*WORK TO DO*.
Emit the entire listing verbatim.

*GIVEN RECORDS*.
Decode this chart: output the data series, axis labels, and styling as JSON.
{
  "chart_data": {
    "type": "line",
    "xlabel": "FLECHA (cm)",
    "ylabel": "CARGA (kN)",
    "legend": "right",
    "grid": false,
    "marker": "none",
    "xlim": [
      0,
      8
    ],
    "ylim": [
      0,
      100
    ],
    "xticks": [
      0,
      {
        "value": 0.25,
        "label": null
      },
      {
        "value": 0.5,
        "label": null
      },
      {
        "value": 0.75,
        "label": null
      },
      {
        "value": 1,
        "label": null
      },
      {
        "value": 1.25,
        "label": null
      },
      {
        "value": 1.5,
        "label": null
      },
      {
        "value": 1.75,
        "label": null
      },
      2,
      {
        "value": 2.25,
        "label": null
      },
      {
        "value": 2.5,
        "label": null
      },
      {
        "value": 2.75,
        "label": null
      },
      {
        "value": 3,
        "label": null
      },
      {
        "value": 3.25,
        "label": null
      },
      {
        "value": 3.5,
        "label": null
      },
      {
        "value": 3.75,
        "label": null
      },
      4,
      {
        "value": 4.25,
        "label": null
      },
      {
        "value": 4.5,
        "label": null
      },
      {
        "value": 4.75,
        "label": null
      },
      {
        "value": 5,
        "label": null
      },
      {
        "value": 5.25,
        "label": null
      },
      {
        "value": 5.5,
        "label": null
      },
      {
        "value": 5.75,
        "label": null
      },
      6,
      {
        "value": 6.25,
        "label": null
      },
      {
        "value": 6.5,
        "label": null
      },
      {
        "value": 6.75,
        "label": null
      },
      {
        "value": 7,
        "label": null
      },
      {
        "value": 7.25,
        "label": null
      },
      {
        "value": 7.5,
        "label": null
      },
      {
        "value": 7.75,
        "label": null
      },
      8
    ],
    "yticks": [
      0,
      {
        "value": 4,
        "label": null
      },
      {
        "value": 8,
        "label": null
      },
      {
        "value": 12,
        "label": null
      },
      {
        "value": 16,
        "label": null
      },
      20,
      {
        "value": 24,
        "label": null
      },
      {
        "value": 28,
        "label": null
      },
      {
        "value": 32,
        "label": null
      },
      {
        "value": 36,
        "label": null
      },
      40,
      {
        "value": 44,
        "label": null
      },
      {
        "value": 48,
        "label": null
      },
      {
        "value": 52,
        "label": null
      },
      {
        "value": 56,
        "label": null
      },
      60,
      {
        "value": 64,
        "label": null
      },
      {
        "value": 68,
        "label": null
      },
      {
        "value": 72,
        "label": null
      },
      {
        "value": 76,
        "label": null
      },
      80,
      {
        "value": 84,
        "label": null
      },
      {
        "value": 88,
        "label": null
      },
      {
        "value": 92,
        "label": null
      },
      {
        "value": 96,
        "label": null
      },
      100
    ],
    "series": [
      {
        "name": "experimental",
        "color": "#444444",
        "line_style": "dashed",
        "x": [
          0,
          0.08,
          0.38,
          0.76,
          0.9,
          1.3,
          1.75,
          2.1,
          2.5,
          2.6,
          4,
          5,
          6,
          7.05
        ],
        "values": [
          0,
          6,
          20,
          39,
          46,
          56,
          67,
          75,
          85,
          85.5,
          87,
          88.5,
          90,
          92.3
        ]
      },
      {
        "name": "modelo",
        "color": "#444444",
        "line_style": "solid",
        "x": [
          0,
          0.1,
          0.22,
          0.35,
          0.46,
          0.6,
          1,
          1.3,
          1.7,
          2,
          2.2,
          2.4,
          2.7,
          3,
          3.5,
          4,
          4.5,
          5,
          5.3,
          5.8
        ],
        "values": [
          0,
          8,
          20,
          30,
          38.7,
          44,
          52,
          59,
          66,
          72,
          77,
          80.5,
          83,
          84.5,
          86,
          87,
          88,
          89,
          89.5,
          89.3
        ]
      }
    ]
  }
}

*RESULT OF THE EXERCISE*.
Decode this chart: output the data series, axis labels, and styling as JSON.
{
  "chart_data": {
    "type": "line",
    "xlabel": "FLECHA (cm)",
    "ylabel": "CARGA (kN)",
    "legend": "right",
    "grid": false,
    "marker": "none",
    "xlim": [
      0,
      8
    ],
    "ylim": [
      0,
      100
    ],
    "xticks": [
      0,
      {
        "value": 0.25,
        "label": null
      },
      {
        "value": 0.5,
        "label": null
      },
      {
        "value": 0.75,
        "label": null
      },
      {
        "value": 1,
        "label": null
      },
      {
        "value": 1.25,
        "label": null
      },
      {
        "value": 1.5,
        "label": null
      },
      {
        "value": 1.75,
        "label": null
      },
      2,
      {
        "value": 2.25,
        "label": null
      },
      {
        "value": 2.5,
        "label": null
      },
      {
        "value": 2.75,
        "label": null
      },
      {
        "value": 3,
        "label": null
      },
      {
        "value": 3.25,
        "label": null
      },
      {
        "value": 3.5,
        "label": null
      },
      {
        "value": 3.75,
        "label": null
      },
      4,
      {
        "value": 4.25,
        "label": null
      },
      {
        "value": 4.5,
        "label": null
      },
      {
        "value": 4.75,
        "label": null
      },
      {
        "value": 5,
        "label": null
      },
      {
        "value": 5.25,
        "label": null
      },
      {
        "value": 5.5,
        "label": null
      },
      {
        "value": 5.75,
        "label": null
      },
      6,
      {
        "value": 6.25,
        "label": null
      },
      {
        "value": 6.5,
        "label": null
      },
      {
        "value": 6.75,
        "label": null
      },
      {
        "value": 7,
        "label": null
      },
      {
        "value": 7.25,
        "label": null
      },
      {
        "value": 7.5,
        "label": null
      },
      {
        "value": 7.75,
        "label": null
      },
      8
    ],
    "yticks": [
      0,
      {
        "value": 4,
        "label": null
      },
      {
        "value": 8,
        "label": null
      },
      {
        "value": 12,
        "label": null
      },
      {
        "value": 16,
        "label": null
      },
      20,
      {
        "value": 24,
        "label": null
      },
      {
        "value": 28,
        "label": null
      },
      {
        "value": 32,
        "label": null
      },
      {
        "value": 36,
        "label": null
      },
      40,
      {
        "value": 44,
        "label": null
      },
      {
        "value": 48,
        "label": null
      },
      {
        "value": 52,
        "label": null
      },
      {
        "value": 56,
        "label": null
      },
      60,
      {
        "value": 64,
        "label": null
      },
      {
        "value": 68,
        "label": null
      },
      {
        "value": 72,
        "label": null
      },
      {
        "value": 76,
        "label": null
      },
      80,
      {
        "value": 84,
        "label": null
      },
      {
        "value": 88,
        "label": null
      },
      {
        "value": 92,
        "label": null
      },
      {
        "value": 96,
        "label": null
      },
      100
    ],
    "series": [
      {
        "name": "experimental",
        "color": "#444444",
        "line_style": "dashed",
        "x": [
          0,
          0.08,
          0.38,
          0.76,
          0.9,
          1.3,
          1.75,
          2.1,
          2.5,
          2.6,
          4,
          5,
          6,
          7.05
        ],
        "values": [
          0,
          6,
          20,
          39,
          46,
          56,
          67,
          75,
          85,
          85.5,
          87,
          88.5,
          90,
          92.3
        ]
      },
      {
        "name": "modelo",
        "color": "#444444",
        "line_style": "solid",
        "x": [
          0,
          0.1,
          0.22,
          0.35,
          0.46,
          0.6,
          1,
          1.3,
          1.7,
          2,
          2.2,
          2.4,
          2.7,
          3,
          3.5,
          4,
          4.5,
          5,
          5.3,
          5.8
        ],
        "values": [
          0,
          8,
          20,
          30,
          38.7,
          44,
          52,
          59,
          66,
          72,
          77,
          80.5,
          83,
          84.5,
          86,
          87,
          88,
          89,
          89.5,
          89.3
        ]
      }
    ]
  }
}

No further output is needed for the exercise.